**GOAL OF THE EXERCISE**
Faithfully return all lines, omitting every embedded picture.

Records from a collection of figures

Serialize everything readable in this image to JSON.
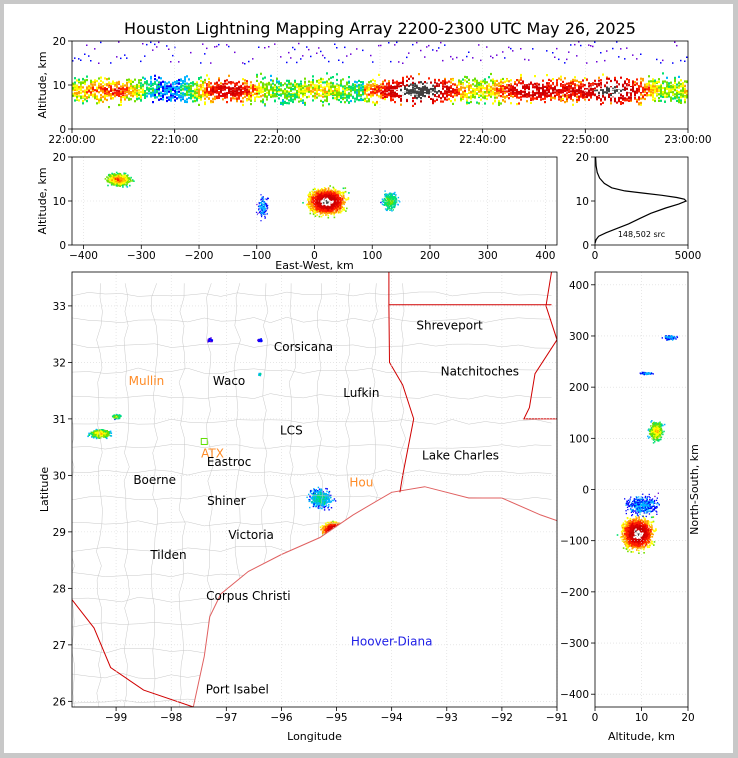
{
  "title": "Houston Lightning Mapping Array 2200-2300 UTC May 26, 2025",
  "chart_data": [
    {
      "panel": "time-altitude",
      "type": "scatter",
      "ylabel": "Altitude, km",
      "ylim": [
        0,
        20
      ],
      "y_ticks": [
        0,
        10,
        20
      ],
      "x_tick_labels": [
        "22:00:00",
        "22:10:00",
        "22:20:00",
        "22:30:00",
        "22:40:00",
        "22:50:00",
        "23:00:00"
      ],
      "grid": true
    },
    {
      "panel": "east-west-altitude",
      "type": "scatter",
      "xlabel": "East-West, km",
      "ylabel": "Altitude, km",
      "xlim": [
        -420,
        420
      ],
      "ylim": [
        0,
        20
      ],
      "x_ticks": [
        -400,
        -300,
        -200,
        -100,
        0,
        100,
        200,
        300,
        400
      ],
      "y_ticks": [
        0,
        10,
        20
      ],
      "grid": true
    },
    {
      "panel": "altitude-histogram",
      "type": "line",
      "xlim": [
        0,
        5000
      ],
      "ylim": [
        0,
        20
      ],
      "x_ticks": [
        0,
        5000
      ],
      "y_ticks": [
        0,
        10,
        20
      ],
      "source_count_label": "148,502 src",
      "points": [
        [
          0,
          0.4
        ],
        [
          60,
          1.2
        ],
        [
          200,
          2.0
        ],
        [
          600,
          2.8
        ],
        [
          1200,
          3.8
        ],
        [
          1800,
          4.8
        ],
        [
          2400,
          6.0
        ],
        [
          3000,
          7.2
        ],
        [
          3800,
          8.4
        ],
        [
          4500,
          9.3
        ],
        [
          4900,
          10.0
        ],
        [
          4800,
          10.4
        ],
        [
          4400,
          10.8
        ],
        [
          3600,
          11.3
        ],
        [
          2600,
          11.8
        ],
        [
          1600,
          12.3
        ],
        [
          900,
          13.0
        ],
        [
          500,
          14.0
        ],
        [
          250,
          15.2
        ],
        [
          120,
          16.5
        ],
        [
          60,
          18.0
        ],
        [
          30,
          20.0
        ]
      ]
    },
    {
      "panel": "map",
      "type": "scatter",
      "xlabel": "Longitude",
      "ylabel": "Latitude",
      "xlim": [
        -99.8,
        -91.0
      ],
      "ylim": [
        25.9,
        33.6
      ],
      "x_ticks": [
        -99,
        -98,
        -97,
        -96,
        -95,
        -94,
        -93,
        -92,
        -91
      ],
      "y_ticks": [
        26,
        27,
        28,
        29,
        30,
        31,
        32,
        33
      ],
      "grid": true,
      "labels": [
        {
          "text": "Shreveport",
          "lon": -92.95,
          "lat": 32.58,
          "color": "#000000"
        },
        {
          "text": "Corsicana",
          "lon": -95.6,
          "lat": 32.2,
          "color": "#000000"
        },
        {
          "text": "Natchitoches",
          "lon": -92.4,
          "lat": 31.77,
          "color": "#000000"
        },
        {
          "text": "Mullin",
          "lon": -98.45,
          "lat": 31.6,
          "color": "#ff8c28"
        },
        {
          "text": "Waco",
          "lon": -96.95,
          "lat": 31.6,
          "color": "#000000"
        },
        {
          "text": "Lufkin",
          "lon": -94.55,
          "lat": 31.39,
          "color": "#000000"
        },
        {
          "text": "LCS",
          "lon": -95.82,
          "lat": 30.72,
          "color": "#000000"
        },
        {
          "text": "ATX",
          "lon": -97.25,
          "lat": 30.32,
          "color": "#ff8c28"
        },
        {
          "text": "Lake Charles",
          "lon": -92.75,
          "lat": 30.28,
          "color": "#000000"
        },
        {
          "text": "Eastroc",
          "lon": -96.95,
          "lat": 30.17,
          "color": "#000000"
        },
        {
          "text": "Boerne",
          "lon": -98.3,
          "lat": 29.85,
          "color": "#000000"
        },
        {
          "text": "Hou",
          "lon": -94.55,
          "lat": 29.8,
          "color": "#ff8c28"
        },
        {
          "text": "Shiner",
          "lon": -97.0,
          "lat": 29.48,
          "color": "#000000"
        },
        {
          "text": "Victoria",
          "lon": -96.55,
          "lat": 28.87,
          "color": "#000000"
        },
        {
          "text": "Tilden",
          "lon": -98.05,
          "lat": 28.52,
          "color": "#000000"
        },
        {
          "text": "Corpus Christi",
          "lon": -96.6,
          "lat": 27.79,
          "color": "#000000"
        },
        {
          "text": "Hoover-Diana",
          "lon": -94.0,
          "lat": 26.99,
          "color": "#1e1ee6"
        },
        {
          "text": "Port Isabel",
          "lon": -96.8,
          "lat": 26.14,
          "color": "#000000"
        }
      ]
    },
    {
      "panel": "altitude-north-south",
      "type": "scatter",
      "xlabel": "Altitude, km",
      "ylabel": "North-South, km",
      "xlim": [
        0,
        20
      ],
      "ylim": [
        -425,
        425
      ],
      "x_ticks": [
        0,
        10,
        20
      ],
      "y_ticks": [
        -400,
        -300,
        -200,
        -100,
        0,
        100,
        200,
        300,
        400
      ],
      "grid": true
    }
  ],
  "colors": {
    "density_scale": [
      "#6a00d8",
      "#0000ff",
      "#00b4ff",
      "#00e070",
      "#70e000",
      "#ffff00",
      "#ffa000",
      "#ff2000",
      "#e00000",
      "#c80000",
      "#ffffff",
      "#404040"
    ],
    "county_lines": "#c8c8c8",
    "state_border": "#d00000",
    "coastline": "#e06060"
  },
  "icons": {
    "station_marker": "square-outline-icon"
  }
}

**FINISHED TASK**
Serialize everything readable in this image to JSON.
{
  "title": "Houston Lightning Mapping Array 2200-2300 UTC May 26, 2025",
  "chart_data": [
    {
      "panel": "time-altitude",
      "type": "scatter",
      "ylabel": "Altitude, km",
      "ylim": [
        0,
        20
      ],
      "y_ticks": [
        0,
        10,
        20
      ],
      "x_tick_labels": [
        "22:00:00",
        "22:10:00",
        "22:20:00",
        "22:30:00",
        "22:40:00",
        "22:50:00",
        "23:00:00"
      ],
      "grid": true
    },
    {
      "panel": "east-west-altitude",
      "type": "scatter",
      "xlabel": "East-West, km",
      "ylabel": "Altitude, km",
      "xlim": [
        -420,
        420
      ],
      "ylim": [
        0,
        20
      ],
      "x_ticks": [
        -400,
        -300,
        -200,
        -100,
        0,
        100,
        200,
        300,
        400
      ],
      "y_ticks": [
        0,
        10,
        20
      ],
      "grid": true
    },
    {
      "panel": "altitude-histogram",
      "type": "line",
      "xlim": [
        0,
        5000
      ],
      "ylim": [
        0,
        20
      ],
      "x_ticks": [
        0,
        5000
      ],
      "y_ticks": [
        0,
        10,
        20
      ],
      "source_count_label": "148,502 src",
      "points": [
        [
          0,
          0.4
        ],
        [
          60,
          1.2
        ],
        [
          200,
          2.0
        ],
        [
          600,
          2.8
        ],
        [
          1200,
          3.8
        ],
        [
          1800,
          4.8
        ],
        [
          2400,
          6.0
        ],
        [
          3000,
          7.2
        ],
        [
          3800,
          8.4
        ],
        [
          4500,
          9.3
        ],
        [
          4900,
          10.0
        ],
        [
          4800,
          10.4
        ],
        [
          4400,
          10.8
        ],
        [
          3600,
          11.3
        ],
        [
          2600,
          11.8
        ],
        [
          1600,
          12.3
        ],
        [
          900,
          13.0
        ],
        [
          500,
          14.0
        ],
        [
          250,
          15.2
        ],
        [
          120,
          16.5
        ],
        [
          60,
          18.0
        ],
        [
          30,
          20.0
        ]
      ]
    },
    {
      "panel": "map",
      "type": "scatter",
      "xlabel": "Longitude",
      "ylabel": "Latitude",
      "xlim": [
        -99.8,
        -91.0
      ],
      "ylim": [
        25.9,
        33.6
      ],
      "x_ticks": [
        -99,
        -98,
        -97,
        -96,
        -95,
        -94,
        -93,
        -92,
        -91
      ],
      "y_ticks": [
        26,
        27,
        28,
        29,
        30,
        31,
        32,
        33
      ],
      "grid": true,
      "labels": [
        {
          "text": "Shreveport",
          "lon": -92.95,
          "lat": 32.58,
          "color": "#000000"
        },
        {
          "text": "Corsicana",
          "lon": -95.6,
          "lat": 32.2,
          "color": "#000000"
        },
        {
          "text": "Natchitoches",
          "lon": -92.4,
          "lat": 31.77,
          "color": "#000000"
        },
        {
          "text": "Mullin",
          "lon": -98.45,
          "lat": 31.6,
          "color": "#ff8c28"
        },
        {
          "text": "Waco",
          "lon": -96.95,
          "lat": 31.6,
          "color": "#000000"
        },
        {
          "text": "Lufkin",
          "lon": -94.55,
          "lat": 31.39,
          "color": "#000000"
        },
        {
          "text": "LCS",
          "lon": -95.82,
          "lat": 30.72,
          "color": "#000000"
        },
        {
          "text": "ATX",
          "lon": -97.25,
          "lat": 30.32,
          "color": "#ff8c28"
        },
        {
          "text": "Lake Charles",
          "lon": -92.75,
          "lat": 30.28,
          "color": "#000000"
        },
        {
          "text": "Eastroc",
          "lon": -96.95,
          "lat": 30.17,
          "color": "#000000"
        },
        {
          "text": "Boerne",
          "lon": -98.3,
          "lat": 29.85,
          "color": "#000000"
        },
        {
          "text": "Hou",
          "lon": -94.55,
          "lat": 29.8,
          "color": "#ff8c28"
        },
        {
          "text": "Shiner",
          "lon": -97.0,
          "lat": 29.48,
          "color": "#000000"
        },
        {
          "text": "Victoria",
          "lon": -96.55,
          "lat": 28.87,
          "color": "#000000"
        },
        {
          "text": "Tilden",
          "lon": -98.05,
          "lat": 28.52,
          "color": "#000000"
        },
        {
          "text": "Corpus Christi",
          "lon": -96.6,
          "lat": 27.79,
          "color": "#000000"
        },
        {
          "text": "Hoover-Diana",
          "lon": -94.0,
          "lat": 26.99,
          "color": "#1e1ee6"
        },
        {
          "text": "Port Isabel",
          "lon": -96.8,
          "lat": 26.14,
          "color": "#000000"
        }
      ]
    },
    {
      "panel": "altitude-north-south",
      "type": "scatter",
      "xlabel": "Altitude, km",
      "ylabel": "North-South, km",
      "xlim": [
        0,
        20
      ],
      "ylim": [
        -425,
        425
      ],
      "x_ticks": [
        0,
        10,
        20
      ],
      "y_ticks": [
        -400,
        -300,
        -200,
        -100,
        0,
        100,
        200,
        300,
        400
      ],
      "grid": true
    }
  ],
  "colors": {
    "density_scale": [
      "#6a00d8",
      "#0000ff",
      "#00b4ff",
      "#00e070",
      "#70e000",
      "#ffff00",
      "#ffa000",
      "#ff2000",
      "#e00000",
      "#c80000",
      "#ffffff",
      "#404040"
    ],
    "county_lines": "#c8c8c8",
    "state_border": "#d00000",
    "coastline": "#e06060"
  },
  "icons": {
    "station_marker": "square-outline-icon"
  }
}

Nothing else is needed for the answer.